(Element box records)
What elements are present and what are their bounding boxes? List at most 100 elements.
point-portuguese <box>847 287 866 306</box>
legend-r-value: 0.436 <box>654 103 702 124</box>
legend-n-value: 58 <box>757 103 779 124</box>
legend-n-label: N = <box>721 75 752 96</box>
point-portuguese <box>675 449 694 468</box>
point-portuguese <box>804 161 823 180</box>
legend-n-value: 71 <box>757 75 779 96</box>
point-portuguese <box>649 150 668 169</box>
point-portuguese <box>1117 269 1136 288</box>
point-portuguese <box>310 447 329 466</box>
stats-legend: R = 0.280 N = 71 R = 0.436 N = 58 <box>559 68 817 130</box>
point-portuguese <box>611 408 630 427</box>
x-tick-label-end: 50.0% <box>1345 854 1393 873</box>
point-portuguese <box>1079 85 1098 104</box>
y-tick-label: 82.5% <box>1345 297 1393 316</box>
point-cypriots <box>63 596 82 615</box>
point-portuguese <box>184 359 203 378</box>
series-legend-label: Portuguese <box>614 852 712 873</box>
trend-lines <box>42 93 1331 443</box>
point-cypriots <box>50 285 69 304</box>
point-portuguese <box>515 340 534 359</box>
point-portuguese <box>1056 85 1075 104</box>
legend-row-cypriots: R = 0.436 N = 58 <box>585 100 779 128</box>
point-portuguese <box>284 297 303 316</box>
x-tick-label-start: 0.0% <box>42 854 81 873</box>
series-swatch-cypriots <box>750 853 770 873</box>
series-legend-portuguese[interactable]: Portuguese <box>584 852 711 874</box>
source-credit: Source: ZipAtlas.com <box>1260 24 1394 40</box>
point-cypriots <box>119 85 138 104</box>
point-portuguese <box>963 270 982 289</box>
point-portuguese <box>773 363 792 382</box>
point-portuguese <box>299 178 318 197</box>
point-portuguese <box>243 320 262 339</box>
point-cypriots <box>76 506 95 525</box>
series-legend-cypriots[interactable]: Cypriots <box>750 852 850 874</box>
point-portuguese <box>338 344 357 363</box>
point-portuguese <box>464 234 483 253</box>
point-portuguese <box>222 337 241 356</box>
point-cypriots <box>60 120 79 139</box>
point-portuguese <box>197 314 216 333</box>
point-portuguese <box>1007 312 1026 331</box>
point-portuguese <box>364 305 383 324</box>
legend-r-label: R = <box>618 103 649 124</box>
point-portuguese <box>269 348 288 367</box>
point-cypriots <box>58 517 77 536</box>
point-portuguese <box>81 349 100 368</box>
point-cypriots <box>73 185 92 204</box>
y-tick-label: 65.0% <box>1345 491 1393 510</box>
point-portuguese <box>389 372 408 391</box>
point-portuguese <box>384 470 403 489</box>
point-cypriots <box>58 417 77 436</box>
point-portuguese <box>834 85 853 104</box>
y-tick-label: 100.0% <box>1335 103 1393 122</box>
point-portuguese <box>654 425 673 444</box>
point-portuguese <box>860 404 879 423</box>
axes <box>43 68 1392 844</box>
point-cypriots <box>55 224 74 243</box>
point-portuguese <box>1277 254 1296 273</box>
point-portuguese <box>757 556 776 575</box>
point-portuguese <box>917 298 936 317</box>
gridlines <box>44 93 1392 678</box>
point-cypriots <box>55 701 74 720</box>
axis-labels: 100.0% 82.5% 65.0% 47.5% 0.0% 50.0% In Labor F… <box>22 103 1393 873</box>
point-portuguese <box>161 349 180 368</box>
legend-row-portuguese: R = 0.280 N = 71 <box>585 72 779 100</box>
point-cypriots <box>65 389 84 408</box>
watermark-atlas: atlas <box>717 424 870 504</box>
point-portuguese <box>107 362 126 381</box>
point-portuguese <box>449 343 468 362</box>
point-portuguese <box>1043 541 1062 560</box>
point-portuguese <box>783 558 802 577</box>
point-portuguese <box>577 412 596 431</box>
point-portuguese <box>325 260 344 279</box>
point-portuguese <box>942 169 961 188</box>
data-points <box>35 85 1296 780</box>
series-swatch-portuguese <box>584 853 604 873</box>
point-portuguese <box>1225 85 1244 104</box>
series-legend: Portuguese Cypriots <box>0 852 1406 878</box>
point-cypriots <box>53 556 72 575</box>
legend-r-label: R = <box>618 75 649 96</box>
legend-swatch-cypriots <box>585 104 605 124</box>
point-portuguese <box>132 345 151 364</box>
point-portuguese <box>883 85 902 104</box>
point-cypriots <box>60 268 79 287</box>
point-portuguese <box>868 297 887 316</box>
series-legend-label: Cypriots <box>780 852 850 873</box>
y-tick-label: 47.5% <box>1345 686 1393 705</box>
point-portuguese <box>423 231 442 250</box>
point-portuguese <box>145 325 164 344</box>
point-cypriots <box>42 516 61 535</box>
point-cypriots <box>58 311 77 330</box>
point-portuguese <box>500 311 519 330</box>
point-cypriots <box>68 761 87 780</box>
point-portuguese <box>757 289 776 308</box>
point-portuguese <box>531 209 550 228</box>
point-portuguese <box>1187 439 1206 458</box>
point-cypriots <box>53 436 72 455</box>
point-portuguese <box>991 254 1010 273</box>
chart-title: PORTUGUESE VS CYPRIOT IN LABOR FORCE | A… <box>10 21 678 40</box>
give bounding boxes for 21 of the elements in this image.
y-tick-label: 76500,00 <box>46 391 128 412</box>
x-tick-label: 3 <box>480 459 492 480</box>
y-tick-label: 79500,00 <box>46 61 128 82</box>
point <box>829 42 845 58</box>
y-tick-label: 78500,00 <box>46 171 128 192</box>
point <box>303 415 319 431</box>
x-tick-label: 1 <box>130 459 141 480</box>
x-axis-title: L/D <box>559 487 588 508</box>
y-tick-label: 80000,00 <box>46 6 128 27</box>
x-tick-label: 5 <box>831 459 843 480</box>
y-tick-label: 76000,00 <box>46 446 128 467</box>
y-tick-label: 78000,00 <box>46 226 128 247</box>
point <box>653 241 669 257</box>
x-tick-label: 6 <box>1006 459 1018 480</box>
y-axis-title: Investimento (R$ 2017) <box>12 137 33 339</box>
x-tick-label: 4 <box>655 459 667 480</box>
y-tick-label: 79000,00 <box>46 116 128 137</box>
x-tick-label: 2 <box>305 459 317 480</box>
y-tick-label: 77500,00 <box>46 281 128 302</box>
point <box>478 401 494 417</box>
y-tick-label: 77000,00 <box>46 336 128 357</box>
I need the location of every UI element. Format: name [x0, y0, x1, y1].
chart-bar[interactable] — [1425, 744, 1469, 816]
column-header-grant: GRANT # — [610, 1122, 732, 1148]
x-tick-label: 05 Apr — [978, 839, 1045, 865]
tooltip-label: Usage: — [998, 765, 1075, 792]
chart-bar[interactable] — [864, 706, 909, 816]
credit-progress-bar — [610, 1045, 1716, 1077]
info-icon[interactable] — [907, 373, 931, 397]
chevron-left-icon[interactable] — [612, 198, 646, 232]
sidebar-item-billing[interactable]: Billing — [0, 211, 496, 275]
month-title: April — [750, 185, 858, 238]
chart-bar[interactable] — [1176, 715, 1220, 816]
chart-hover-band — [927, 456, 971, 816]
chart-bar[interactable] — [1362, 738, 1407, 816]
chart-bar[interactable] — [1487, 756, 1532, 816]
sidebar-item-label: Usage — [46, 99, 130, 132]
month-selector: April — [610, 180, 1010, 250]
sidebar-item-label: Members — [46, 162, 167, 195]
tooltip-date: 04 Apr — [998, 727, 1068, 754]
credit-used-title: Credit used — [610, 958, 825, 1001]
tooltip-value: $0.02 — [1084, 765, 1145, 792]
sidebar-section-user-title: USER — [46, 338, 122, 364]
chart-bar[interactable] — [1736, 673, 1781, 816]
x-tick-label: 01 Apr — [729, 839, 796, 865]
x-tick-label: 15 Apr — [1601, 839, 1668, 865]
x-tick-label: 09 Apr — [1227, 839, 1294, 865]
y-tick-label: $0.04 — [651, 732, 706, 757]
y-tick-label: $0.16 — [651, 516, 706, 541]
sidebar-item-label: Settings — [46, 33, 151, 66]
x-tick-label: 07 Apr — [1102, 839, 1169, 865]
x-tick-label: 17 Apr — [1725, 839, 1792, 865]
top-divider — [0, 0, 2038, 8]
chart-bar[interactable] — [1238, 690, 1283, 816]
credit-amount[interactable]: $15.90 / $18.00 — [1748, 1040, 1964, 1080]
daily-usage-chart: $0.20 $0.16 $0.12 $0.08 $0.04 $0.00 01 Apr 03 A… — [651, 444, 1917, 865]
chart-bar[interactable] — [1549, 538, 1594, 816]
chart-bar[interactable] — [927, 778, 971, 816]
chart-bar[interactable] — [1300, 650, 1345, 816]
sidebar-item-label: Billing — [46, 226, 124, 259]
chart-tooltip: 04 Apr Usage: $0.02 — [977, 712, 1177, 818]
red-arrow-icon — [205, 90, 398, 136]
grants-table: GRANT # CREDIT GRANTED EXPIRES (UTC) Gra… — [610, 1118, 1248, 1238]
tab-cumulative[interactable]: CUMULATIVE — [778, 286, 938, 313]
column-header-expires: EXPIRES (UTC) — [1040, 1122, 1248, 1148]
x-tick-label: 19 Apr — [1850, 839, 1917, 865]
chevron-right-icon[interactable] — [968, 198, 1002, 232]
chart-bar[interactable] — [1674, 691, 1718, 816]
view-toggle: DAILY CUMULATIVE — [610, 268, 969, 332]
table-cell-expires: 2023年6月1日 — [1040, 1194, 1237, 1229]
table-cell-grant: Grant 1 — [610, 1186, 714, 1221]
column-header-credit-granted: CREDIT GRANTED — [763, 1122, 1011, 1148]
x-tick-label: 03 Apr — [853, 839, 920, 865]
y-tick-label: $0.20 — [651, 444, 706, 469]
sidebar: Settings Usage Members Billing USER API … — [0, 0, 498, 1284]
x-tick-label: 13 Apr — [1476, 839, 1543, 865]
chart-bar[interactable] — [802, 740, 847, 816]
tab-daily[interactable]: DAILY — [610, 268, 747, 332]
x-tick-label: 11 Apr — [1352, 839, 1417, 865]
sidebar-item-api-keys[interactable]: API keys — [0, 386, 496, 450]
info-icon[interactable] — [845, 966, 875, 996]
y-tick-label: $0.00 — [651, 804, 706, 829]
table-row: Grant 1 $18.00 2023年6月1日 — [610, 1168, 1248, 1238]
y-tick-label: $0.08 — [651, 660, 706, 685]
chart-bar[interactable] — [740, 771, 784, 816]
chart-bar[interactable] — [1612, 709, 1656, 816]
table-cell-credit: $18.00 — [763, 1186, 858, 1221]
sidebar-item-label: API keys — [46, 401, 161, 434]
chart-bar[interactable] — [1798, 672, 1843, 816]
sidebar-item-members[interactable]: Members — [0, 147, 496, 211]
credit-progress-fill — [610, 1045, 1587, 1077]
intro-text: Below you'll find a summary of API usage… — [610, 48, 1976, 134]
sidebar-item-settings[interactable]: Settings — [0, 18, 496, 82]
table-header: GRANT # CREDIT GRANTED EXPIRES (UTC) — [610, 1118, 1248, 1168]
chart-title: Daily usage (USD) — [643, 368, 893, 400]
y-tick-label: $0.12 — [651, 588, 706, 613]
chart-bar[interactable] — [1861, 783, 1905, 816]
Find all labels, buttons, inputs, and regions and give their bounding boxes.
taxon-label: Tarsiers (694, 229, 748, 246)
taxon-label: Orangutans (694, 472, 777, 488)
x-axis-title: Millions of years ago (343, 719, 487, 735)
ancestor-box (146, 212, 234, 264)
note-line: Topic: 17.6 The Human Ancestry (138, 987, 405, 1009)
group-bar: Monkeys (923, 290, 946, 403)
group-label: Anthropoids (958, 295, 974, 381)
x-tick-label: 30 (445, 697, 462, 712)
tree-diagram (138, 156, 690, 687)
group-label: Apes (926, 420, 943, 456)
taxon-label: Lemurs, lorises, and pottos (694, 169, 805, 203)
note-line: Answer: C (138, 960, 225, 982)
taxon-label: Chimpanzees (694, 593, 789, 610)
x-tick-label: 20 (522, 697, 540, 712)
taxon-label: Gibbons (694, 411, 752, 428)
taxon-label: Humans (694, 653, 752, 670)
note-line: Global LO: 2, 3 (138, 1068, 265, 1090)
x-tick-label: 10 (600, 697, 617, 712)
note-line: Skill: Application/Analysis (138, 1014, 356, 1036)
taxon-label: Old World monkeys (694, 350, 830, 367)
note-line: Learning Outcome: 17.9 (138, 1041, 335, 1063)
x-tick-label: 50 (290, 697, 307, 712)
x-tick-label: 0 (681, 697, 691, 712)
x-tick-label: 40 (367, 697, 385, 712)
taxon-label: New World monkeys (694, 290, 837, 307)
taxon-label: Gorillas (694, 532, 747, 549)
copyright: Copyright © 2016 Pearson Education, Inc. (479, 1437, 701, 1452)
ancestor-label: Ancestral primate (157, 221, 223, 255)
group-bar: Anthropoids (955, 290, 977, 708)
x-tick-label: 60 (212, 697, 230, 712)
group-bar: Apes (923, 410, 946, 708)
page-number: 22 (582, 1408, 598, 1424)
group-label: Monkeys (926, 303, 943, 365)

## Exercise aim
Show every line from the entries above that contains the string "labels".

## Result of the task
axis-labels: 100.0% 82.5% 65.0% 47.5% 0.0% 50.0% In Labor F… <box>22 103 1393 873</box>
Find all labels, buttons, inputs, and regions and give their bounding boxes.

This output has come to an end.